Directions for this task —
Retype the full set of records. Keep every character identical.

++++ Records for the task

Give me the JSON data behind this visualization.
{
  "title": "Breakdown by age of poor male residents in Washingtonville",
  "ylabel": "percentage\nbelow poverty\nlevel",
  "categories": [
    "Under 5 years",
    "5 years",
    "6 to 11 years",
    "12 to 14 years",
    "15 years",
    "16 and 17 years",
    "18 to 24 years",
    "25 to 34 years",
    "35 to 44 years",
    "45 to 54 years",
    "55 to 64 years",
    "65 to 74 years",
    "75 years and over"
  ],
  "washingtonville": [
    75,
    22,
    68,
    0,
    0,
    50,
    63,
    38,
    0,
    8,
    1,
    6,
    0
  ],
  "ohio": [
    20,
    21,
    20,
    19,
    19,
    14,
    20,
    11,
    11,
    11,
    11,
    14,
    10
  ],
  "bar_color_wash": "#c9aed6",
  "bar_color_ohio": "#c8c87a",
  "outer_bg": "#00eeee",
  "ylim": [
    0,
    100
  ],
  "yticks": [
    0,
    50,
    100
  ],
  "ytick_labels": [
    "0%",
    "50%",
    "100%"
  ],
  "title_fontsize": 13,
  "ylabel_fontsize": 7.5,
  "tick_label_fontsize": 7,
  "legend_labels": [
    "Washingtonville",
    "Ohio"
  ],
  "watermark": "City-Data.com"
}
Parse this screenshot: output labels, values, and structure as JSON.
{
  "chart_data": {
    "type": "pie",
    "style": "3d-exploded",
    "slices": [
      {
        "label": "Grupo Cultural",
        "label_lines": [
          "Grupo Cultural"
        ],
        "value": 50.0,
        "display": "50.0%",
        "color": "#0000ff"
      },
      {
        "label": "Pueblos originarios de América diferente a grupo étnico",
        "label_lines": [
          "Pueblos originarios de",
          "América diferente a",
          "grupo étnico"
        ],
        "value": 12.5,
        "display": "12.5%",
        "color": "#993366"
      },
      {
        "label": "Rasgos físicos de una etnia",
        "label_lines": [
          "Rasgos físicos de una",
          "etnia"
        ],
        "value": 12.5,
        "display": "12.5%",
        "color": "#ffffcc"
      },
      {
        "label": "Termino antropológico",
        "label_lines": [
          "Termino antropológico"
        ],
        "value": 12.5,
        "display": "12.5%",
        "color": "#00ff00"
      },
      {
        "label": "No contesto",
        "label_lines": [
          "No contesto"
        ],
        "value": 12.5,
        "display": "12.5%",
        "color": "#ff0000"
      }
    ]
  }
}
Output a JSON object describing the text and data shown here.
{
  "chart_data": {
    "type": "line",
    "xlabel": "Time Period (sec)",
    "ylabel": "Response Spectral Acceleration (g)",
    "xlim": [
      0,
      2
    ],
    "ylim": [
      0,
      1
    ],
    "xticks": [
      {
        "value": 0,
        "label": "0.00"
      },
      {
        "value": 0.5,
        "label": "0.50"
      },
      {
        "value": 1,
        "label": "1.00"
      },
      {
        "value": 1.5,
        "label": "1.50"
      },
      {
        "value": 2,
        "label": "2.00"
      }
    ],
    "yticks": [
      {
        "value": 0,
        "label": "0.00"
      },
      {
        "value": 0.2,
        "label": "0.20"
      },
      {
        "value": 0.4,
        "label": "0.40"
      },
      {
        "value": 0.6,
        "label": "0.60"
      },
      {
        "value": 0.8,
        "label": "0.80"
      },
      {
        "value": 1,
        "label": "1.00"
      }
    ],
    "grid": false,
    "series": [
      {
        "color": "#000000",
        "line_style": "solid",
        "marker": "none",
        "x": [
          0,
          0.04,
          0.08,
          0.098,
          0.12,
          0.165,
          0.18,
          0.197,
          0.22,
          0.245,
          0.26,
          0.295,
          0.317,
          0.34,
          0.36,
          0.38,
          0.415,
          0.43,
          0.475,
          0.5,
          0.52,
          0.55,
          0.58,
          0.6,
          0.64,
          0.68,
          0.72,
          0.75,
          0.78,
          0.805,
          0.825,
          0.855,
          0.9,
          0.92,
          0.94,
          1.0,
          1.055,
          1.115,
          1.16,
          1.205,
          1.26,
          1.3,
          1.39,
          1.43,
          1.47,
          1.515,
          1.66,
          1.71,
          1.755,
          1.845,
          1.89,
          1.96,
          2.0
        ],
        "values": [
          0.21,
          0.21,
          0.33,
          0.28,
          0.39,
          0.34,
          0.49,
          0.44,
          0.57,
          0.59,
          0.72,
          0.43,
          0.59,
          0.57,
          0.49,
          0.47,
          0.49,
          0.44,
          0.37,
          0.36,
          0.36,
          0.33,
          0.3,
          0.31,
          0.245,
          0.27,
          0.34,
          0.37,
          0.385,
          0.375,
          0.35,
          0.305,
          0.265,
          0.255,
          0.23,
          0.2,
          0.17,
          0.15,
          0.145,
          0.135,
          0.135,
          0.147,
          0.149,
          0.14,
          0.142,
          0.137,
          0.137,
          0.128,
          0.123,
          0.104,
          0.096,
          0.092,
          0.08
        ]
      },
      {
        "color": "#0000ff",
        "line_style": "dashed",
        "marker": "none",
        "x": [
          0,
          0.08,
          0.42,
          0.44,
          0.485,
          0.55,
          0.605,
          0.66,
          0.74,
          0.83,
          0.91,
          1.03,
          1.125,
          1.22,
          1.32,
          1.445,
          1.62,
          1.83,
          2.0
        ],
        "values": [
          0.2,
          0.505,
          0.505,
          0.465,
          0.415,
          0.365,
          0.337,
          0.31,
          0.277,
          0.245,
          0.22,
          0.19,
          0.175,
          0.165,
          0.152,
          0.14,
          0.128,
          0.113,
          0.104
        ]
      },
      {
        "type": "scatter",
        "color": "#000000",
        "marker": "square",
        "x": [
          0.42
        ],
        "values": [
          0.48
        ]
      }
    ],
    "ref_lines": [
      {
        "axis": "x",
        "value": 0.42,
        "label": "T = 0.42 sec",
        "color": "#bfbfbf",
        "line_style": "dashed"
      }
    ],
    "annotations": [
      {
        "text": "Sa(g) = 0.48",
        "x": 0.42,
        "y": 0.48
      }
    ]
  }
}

++++++++

Final result —
Give me the JSON data behind this visualization.
{
  "title": "Breakdown by age of poor male residents in Washingtonville",
  "ylabel": "percentage\nbelow poverty\nlevel",
  "categories": [
    "Under 5 years",
    "5 years",
    "6 to 11 years",
    "12 to 14 years",
    "15 years",
    "16 and 17 years",
    "18 to 24 years",
    "25 to 34 years",
    "35 to 44 years",
    "45 to 54 years",
    "55 to 64 years",
    "65 to 74 years",
    "75 years and over"
  ],
  "washingtonville": [
    75,
    22,
    68,
    0,
    0,
    50,
    63,
    38,
    0,
    8,
    1,
    6,
    0
  ],
  "ohio": [
    20,
    21,
    20,
    19,
    19,
    14,
    20,
    11,
    11,
    11,
    11,
    14,
    10
  ],
  "bar_color_wash": "#c9aed6",
  "bar_color_ohio": "#c8c87a",
  "outer_bg": "#00eeee",
  "ylim": [
    0,
    100
  ],
  "yticks": [
    0,
    50,
    100
  ],
  "ytick_labels": [
    "0%",
    "50%",
    "100%"
  ],
  "title_fontsize": 13,
  "ylabel_fontsize": 7.5,
  "tick_label_fontsize": 7,
  "legend_labels": [
    "Washingtonville",
    "Ohio"
  ],
  "watermark": "City-Data.com"
}
Parse this screenshot: output labels, values, and structure as JSON.
{
  "chart_data": {
    "type": "pie",
    "style": "3d-exploded",
    "slices": [
      {
        "label": "Grupo Cultural",
        "label_lines": [
          "Grupo Cultural"
        ],
        "value": 50.0,
        "display": "50.0%",
        "color": "#0000ff"
      },
      {
        "label": "Pueblos originarios de América diferente a grupo étnico",
        "label_lines": [
          "Pueblos originarios de",
          "América diferente a",
          "grupo étnico"
        ],
        "value": 12.5,
        "display": "12.5%",
        "color": "#993366"
      },
      {
        "label": "Rasgos físicos de una etnia",
        "label_lines": [
          "Rasgos físicos de una",
          "etnia"
        ],
        "value": 12.5,
        "display": "12.5%",
        "color": "#ffffcc"
      },
      {
        "label": "Termino antropológico",
        "label_lines": [
          "Termino antropológico"
        ],
        "value": 12.5,
        "display": "12.5%",
        "color": "#00ff00"
      },
      {
        "label": "No contesto",
        "label_lines": [
          "No contesto"
        ],
        "value": 12.5,
        "display": "12.5%",
        "color": "#ff0000"
      }
    ]
  }
}
Output a JSON object describing the text and data shown here.
{
  "chart_data": {
    "type": "line",
    "xlabel": "Time Period (sec)",
    "ylabel": "Response Spectral Acceleration (g)",
    "xlim": [
      0,
      2
    ],
    "ylim": [
      0,
      1
    ],
    "xticks": [
      {
        "value": 0,
        "label": "0.00"
      },
      {
        "value": 0.5,
        "label": "0.50"
      },
      {
        "value": 1,
        "label": "1.00"
      },
      {
        "value": 1.5,
        "label": "1.50"
      },
      {
        "value": 2,
        "label": "2.00"
      }
    ],
    "yticks": [
      {
        "value": 0,
        "label": "0.00"
      },
      {
        "value": 0.2,
        "label": "0.20"
      },
      {
        "value": 0.4,
        "label": "0.40"
      },
      {
        "value": 0.6,
        "label": "0.60"
      },
      {
        "value": 0.8,
        "label": "0.80"
      },
      {
        "value": 1,
        "label": "1.00"
      }
    ],
    "grid": false,
    "series": [
      {
        "color": "#000000",
        "line_style": "solid",
        "marker": "none",
        "x": [
          0,
          0.04,
          0.08,
          0.098,
          0.12,
          0.165,
          0.18,
          0.197,
          0.22,
          0.245,
          0.26,
          0.295,
          0.317,
          0.34,
          0.36,
          0.38,
          0.415,
          0.43,
          0.475,
          0.5,
          0.52,
          0.55,
          0.58,
          0.6,
          0.64,
          0.68,
          0.72,
          0.75,
          0.78,
          0.805,
          0.825,
          0.855,
          0.9,
          0.92,
          0.94,
          1.0,
          1.055,
          1.115,
          1.16,
          1.205,
          1.26,
          1.3,
          1.39,
          1.43,
          1.47,
          1.515,
          1.66,
          1.71,
          1.755,
          1.845,
          1.89,
          1.96,
          2.0
        ],
        "values": [
          0.21,
          0.21,
          0.33,
          0.28,
          0.39,
          0.34,
          0.49,
          0.44,
          0.57,
          0.59,
          0.72,
          0.43,
          0.59,
          0.57,
          0.49,
          0.47,
          0.49,
          0.44,
          0.37,
          0.36,
          0.36,
          0.33,
          0.3,
          0.31,
          0.245,
          0.27,
          0.34,
          0.37,
          0.385,
          0.375,
          0.35,
          0.305,
          0.265,
          0.255,
          0.23,
          0.2,
          0.17,
          0.15,
          0.145,
          0.135,
          0.135,
          0.147,
          0.149,
          0.14,
          0.142,
          0.137,
          0.137,
          0.128,
          0.123,
          0.104,
          0.096,
          0.092,
          0.08
        ]
      },
      {
        "color": "#0000ff",
        "line_style": "dashed",
        "marker": "none",
        "x": [
          0,
          0.08,
          0.42,
          0.44,
          0.485,
          0.55,
          0.605,
          0.66,
          0.74,
          0.83,
          0.91,
          1.03,
          1.125,
          1.22,
          1.32,
          1.445,
          1.62,
          1.83,
          2.0
        ],
        "values": [
          0.2,
          0.505,
          0.505,
          0.465,
          0.415,
          0.365,
          0.337,
          0.31,
          0.277,
          0.245,
          0.22,
          0.19,
          0.175,
          0.165,
          0.152,
          0.14,
          0.128,
          0.113,
          0.104
        ]
      },
      {
        "type": "scatter",
        "color": "#000000",
        "marker": "square",
        "x": [
          0.42
        ],
        "values": [
          0.48
        ]
      }
    ],
    "ref_lines": [
      {
        "axis": "x",
        "value": 0.42,
        "label": "T = 0.42 sec",
        "color": "#bfbfbf",
        "line_style": "dashed"
      }
    ],
    "annotations": [
      {
        "text": "Sa(g) = 0.48",
        "x": 0.42,
        "y": 0.48
      }
    ]
  }
}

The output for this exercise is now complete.